» STATED EXERCISE:
Below are the records. Gather each line that holds "text".

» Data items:
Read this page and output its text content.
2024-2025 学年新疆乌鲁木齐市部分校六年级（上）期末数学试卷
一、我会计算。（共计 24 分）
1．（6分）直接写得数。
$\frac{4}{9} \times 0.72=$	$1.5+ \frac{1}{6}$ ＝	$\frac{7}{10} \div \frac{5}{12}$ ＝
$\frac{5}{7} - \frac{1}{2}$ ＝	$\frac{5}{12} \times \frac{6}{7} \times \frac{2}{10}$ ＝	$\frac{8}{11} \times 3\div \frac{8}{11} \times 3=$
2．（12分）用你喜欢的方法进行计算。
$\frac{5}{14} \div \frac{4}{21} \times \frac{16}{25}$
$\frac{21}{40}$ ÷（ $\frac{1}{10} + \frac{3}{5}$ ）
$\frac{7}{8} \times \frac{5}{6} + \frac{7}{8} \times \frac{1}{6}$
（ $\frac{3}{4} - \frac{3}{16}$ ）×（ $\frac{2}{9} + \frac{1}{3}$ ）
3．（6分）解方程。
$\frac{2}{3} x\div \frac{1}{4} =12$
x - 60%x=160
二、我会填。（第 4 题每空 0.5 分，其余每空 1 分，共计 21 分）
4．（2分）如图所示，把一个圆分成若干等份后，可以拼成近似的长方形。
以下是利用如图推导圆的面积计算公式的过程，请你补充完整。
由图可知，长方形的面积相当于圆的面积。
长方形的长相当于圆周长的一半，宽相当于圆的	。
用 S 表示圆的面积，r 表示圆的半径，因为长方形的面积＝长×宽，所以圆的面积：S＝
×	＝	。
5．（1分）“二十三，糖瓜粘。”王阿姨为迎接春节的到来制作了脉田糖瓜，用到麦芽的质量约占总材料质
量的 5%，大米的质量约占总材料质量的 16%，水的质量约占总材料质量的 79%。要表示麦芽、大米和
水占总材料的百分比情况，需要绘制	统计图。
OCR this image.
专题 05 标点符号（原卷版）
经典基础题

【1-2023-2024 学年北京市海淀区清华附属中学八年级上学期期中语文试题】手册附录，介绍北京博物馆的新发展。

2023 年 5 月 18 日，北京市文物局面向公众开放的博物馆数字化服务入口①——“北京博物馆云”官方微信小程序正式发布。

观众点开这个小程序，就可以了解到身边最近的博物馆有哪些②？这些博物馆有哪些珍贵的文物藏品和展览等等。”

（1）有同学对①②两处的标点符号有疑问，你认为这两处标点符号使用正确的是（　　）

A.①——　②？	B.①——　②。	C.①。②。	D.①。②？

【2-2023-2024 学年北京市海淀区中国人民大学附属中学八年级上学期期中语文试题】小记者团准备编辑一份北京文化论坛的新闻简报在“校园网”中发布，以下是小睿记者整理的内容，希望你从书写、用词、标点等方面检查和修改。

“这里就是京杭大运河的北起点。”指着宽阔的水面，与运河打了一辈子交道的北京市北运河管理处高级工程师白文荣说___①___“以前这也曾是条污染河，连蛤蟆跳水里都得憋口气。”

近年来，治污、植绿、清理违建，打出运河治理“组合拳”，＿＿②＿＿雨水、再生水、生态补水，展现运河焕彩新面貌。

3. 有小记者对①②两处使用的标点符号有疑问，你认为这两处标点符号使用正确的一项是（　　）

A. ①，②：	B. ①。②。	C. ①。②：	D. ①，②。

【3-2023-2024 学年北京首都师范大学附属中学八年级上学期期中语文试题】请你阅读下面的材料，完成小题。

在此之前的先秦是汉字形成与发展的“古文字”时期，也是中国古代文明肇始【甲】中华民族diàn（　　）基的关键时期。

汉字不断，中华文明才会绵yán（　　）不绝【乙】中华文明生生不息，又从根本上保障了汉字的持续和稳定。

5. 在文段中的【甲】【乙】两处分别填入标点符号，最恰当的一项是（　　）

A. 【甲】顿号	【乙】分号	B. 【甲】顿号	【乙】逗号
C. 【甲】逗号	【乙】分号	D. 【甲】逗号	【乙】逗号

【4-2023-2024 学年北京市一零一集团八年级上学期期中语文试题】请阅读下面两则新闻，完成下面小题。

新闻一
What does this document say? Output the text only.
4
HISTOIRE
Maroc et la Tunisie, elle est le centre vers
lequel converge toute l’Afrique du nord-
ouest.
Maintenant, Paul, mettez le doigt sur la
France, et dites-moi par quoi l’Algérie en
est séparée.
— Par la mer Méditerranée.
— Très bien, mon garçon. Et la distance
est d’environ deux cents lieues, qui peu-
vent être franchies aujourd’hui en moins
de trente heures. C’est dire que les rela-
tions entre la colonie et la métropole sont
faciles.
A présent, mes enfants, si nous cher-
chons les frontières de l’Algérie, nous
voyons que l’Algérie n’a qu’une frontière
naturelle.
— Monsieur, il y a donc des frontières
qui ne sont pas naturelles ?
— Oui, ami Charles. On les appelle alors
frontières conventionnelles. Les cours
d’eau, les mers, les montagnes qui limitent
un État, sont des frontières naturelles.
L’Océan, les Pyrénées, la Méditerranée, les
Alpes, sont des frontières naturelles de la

» ANSWER TO THE PROBLEM:
Read this page and output its text content.
What does this document say? Output the text only.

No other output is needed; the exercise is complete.